**TASK INSTRUCTIONS**
Check each line of the material. Copy those containing "качеством".

Extracted records:
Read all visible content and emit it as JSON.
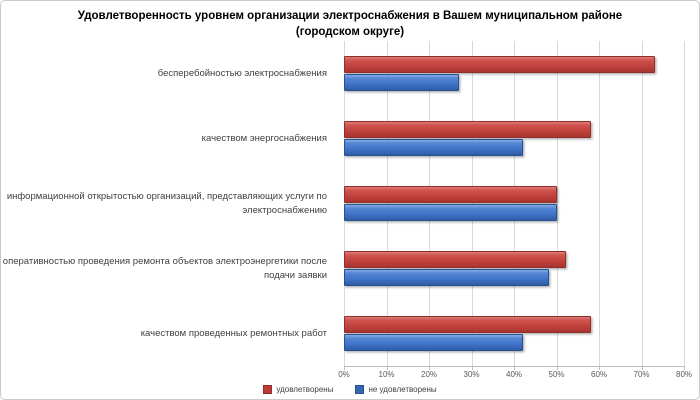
{
  "chart_data": {
    "type": "bar",
    "orientation": "horizontal",
    "title": "Удовлетворенность уровнем организации электроснабжения в Вашем муниципальном районе (городском округе)",
    "categories": [
      "бесперебойностью электроснабжения",
      "качеством энергоснабжения",
      "информационной открытостью организаций, представляющих услуги по электроснабжению",
      "оперативностью проведения ремонта объектов электроэнергетики после подачи заявки",
      "качеством проведенных ремонтных работ"
    ],
    "series": [
      {
        "name": "удовлетворены",
        "color": "#C2413C",
        "values": [
          73,
          58,
          50,
          52,
          58
        ]
      },
      {
        "name": "не удовлетворены",
        "color": "#3F74C9",
        "values": [
          27,
          42,
          50,
          48,
          42
        ]
      }
    ],
    "xlim": [
      0,
      80
    ],
    "x_ticks": [
      "0%",
      "10%",
      "20%",
      "30%",
      "40%",
      "50%",
      "60%",
      "70%",
      "80%"
    ],
    "xlabel": "",
    "ylabel": "",
    "grid": "vertical",
    "legend_position": "bottom",
    "colors": {
      "grid": "#D9D9D9",
      "axis": "#BFBFBF",
      "label_text": "#3F3F3F",
      "tick_text": "#595959"
    }
  }
}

**COMPLETE RESPONSE**
      "качеством энергоснабжения",
      "качеством проведенных ремонтных работ"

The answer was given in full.